▶ _REQUIRED WORK_
Report each line of the data that includes the word "content".

▶ _INFORMATION PROVIDED_
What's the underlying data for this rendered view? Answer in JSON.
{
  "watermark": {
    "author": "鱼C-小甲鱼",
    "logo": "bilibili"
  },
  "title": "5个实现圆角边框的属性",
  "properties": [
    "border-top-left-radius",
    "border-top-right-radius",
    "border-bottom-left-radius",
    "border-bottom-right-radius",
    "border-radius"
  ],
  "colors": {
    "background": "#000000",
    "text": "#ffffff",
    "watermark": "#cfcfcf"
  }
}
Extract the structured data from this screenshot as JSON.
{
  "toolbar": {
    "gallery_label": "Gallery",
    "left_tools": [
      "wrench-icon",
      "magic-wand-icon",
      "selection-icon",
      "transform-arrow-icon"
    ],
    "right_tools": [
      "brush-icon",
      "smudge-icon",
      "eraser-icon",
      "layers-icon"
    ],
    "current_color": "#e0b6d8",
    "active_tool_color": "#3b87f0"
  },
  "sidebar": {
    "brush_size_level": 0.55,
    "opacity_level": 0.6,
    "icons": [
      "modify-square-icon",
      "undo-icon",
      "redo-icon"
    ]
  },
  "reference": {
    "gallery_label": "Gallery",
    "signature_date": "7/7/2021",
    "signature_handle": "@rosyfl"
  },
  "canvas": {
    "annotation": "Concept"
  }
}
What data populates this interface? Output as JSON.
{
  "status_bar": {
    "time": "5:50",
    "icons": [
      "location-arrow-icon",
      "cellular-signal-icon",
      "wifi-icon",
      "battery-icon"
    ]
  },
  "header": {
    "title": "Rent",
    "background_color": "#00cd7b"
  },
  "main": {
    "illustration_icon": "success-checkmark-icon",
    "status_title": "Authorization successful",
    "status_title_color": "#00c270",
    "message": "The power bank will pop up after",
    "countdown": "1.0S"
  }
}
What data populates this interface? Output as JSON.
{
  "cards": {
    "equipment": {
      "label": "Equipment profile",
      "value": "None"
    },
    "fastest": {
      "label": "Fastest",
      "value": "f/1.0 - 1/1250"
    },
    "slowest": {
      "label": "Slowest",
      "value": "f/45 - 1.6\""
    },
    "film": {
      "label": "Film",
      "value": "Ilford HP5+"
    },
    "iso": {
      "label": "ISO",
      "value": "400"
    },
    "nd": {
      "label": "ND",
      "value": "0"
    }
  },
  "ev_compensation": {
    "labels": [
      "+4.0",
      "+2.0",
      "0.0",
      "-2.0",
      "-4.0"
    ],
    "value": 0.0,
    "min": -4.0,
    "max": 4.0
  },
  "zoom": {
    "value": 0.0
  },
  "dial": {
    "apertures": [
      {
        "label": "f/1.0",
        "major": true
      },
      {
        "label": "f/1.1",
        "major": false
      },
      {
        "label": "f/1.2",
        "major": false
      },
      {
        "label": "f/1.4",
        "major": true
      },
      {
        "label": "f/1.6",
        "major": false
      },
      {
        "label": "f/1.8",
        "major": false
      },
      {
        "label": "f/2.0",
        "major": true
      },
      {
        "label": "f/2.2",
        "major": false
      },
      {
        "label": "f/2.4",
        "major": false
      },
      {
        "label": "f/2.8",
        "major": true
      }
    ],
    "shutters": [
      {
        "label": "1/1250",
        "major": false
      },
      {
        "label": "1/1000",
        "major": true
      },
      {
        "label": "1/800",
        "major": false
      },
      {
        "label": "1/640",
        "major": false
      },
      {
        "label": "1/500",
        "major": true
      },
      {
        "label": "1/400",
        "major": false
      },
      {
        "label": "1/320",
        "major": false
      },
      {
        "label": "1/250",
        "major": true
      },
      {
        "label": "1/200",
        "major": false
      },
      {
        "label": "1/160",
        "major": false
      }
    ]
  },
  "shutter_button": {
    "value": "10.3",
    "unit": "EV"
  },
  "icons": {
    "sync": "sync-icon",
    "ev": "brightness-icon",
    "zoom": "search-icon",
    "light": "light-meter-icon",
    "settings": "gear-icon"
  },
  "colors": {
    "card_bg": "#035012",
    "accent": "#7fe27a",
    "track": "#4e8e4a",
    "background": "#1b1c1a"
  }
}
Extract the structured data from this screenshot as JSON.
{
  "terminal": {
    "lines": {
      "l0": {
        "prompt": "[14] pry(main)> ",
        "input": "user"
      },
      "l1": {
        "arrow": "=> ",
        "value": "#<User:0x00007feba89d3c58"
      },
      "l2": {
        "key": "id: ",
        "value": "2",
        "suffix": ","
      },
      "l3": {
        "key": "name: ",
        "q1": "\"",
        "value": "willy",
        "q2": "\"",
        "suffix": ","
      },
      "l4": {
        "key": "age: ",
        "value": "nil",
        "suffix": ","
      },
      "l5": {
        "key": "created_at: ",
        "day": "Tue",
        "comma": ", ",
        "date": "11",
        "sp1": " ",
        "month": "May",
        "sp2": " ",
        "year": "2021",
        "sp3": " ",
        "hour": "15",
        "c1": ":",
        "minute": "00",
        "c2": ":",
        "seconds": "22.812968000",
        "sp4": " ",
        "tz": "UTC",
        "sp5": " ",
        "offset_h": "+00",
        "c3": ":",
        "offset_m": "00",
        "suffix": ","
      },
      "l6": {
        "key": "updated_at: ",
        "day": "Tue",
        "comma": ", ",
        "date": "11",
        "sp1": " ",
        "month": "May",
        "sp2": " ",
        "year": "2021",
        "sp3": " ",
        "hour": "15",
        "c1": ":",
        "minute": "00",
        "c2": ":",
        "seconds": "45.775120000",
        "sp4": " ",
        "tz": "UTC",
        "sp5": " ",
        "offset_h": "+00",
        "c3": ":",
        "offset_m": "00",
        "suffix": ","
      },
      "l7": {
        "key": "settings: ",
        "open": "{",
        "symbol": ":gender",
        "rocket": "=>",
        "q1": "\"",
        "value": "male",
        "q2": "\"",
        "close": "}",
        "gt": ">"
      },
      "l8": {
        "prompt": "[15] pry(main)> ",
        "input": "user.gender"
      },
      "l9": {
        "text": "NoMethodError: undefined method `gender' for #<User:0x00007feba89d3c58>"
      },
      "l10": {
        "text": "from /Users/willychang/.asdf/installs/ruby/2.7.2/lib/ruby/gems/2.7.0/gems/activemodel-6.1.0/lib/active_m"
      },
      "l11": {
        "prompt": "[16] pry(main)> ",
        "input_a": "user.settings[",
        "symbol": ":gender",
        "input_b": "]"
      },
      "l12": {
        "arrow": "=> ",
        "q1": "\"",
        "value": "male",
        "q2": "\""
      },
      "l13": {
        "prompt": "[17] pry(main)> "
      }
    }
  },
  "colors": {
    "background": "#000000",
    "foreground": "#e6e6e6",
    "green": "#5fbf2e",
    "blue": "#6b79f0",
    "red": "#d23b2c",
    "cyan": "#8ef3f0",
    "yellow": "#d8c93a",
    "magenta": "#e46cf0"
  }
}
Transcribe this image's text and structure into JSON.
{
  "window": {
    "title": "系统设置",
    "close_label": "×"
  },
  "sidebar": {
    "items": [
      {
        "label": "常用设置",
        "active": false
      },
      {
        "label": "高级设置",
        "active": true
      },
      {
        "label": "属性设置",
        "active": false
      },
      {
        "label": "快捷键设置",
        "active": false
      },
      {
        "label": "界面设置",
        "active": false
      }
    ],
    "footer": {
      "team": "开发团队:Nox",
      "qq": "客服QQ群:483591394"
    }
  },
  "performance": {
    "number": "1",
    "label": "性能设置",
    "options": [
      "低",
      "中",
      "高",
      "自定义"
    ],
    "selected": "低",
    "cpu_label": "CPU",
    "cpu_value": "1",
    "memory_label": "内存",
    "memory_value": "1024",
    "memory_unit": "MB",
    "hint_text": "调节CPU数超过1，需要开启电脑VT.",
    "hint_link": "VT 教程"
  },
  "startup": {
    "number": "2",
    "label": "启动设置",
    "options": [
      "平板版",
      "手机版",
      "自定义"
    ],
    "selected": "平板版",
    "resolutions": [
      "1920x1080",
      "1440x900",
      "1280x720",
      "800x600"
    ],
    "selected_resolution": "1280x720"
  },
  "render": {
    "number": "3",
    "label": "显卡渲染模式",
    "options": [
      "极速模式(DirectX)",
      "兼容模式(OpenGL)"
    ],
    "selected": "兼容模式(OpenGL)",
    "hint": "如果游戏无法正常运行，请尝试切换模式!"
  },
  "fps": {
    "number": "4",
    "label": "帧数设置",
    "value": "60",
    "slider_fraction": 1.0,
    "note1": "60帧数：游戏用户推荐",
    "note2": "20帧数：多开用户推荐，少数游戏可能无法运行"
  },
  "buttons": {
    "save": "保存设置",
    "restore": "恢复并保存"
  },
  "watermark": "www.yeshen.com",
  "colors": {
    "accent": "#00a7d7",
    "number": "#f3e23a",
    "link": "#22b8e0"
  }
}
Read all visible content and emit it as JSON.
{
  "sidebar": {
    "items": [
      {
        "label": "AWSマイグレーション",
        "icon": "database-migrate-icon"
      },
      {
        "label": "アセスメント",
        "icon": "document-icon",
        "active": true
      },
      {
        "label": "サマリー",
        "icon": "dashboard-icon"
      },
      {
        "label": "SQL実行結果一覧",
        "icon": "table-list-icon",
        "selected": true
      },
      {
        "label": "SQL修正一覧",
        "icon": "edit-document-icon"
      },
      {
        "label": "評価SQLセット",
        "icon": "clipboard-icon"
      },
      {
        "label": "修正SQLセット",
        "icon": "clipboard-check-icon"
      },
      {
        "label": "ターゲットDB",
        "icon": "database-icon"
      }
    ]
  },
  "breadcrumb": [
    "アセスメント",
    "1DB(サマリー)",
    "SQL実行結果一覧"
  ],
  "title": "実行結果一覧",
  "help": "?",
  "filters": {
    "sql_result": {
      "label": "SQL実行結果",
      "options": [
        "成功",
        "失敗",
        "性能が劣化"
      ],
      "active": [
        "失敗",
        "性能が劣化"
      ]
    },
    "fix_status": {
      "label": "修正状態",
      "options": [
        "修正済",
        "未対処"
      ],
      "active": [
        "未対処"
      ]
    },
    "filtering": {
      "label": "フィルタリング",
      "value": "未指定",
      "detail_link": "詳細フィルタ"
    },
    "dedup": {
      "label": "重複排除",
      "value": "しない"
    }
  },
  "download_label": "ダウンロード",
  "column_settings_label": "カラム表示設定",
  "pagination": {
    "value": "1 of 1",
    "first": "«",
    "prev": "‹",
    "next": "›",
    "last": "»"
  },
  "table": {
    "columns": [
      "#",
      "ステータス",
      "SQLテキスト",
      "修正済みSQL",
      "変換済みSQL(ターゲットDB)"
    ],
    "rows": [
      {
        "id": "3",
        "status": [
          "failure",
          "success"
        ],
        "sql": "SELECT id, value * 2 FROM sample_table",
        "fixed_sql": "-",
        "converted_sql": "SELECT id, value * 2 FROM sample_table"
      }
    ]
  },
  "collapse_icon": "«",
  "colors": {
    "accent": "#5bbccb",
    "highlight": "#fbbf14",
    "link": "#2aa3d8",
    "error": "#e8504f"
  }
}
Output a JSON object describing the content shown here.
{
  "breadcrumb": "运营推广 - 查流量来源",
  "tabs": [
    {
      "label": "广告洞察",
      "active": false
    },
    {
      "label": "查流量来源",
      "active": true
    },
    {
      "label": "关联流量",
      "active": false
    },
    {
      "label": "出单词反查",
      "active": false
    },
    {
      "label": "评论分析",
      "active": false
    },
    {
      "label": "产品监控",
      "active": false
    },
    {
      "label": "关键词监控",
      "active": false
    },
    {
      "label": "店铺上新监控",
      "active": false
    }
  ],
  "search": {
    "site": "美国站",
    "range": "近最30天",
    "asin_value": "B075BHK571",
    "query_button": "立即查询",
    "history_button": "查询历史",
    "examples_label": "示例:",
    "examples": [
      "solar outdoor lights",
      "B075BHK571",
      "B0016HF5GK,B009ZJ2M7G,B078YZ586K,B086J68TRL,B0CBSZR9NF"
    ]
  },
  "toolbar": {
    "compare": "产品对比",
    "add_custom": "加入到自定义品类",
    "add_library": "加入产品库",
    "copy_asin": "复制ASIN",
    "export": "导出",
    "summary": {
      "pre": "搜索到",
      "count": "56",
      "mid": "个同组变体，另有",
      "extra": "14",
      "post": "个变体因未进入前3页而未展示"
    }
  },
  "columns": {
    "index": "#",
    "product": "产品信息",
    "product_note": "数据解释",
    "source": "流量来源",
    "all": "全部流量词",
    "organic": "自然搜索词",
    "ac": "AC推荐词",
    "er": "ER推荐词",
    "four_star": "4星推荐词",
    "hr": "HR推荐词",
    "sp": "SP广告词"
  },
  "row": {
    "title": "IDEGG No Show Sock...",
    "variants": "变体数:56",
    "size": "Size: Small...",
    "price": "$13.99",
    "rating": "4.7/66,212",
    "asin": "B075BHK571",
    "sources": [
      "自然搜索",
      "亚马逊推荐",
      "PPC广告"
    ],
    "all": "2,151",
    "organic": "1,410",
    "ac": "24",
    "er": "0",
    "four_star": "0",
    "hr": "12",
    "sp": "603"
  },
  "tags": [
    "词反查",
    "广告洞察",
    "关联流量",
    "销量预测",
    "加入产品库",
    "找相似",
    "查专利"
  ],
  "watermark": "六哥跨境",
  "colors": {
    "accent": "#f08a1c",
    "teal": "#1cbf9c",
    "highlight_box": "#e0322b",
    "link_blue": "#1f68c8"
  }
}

▶ _RESULT FOR THIS TASK_
Read all visible content and emit it as JSON.
Output a JSON object describing the content shown here.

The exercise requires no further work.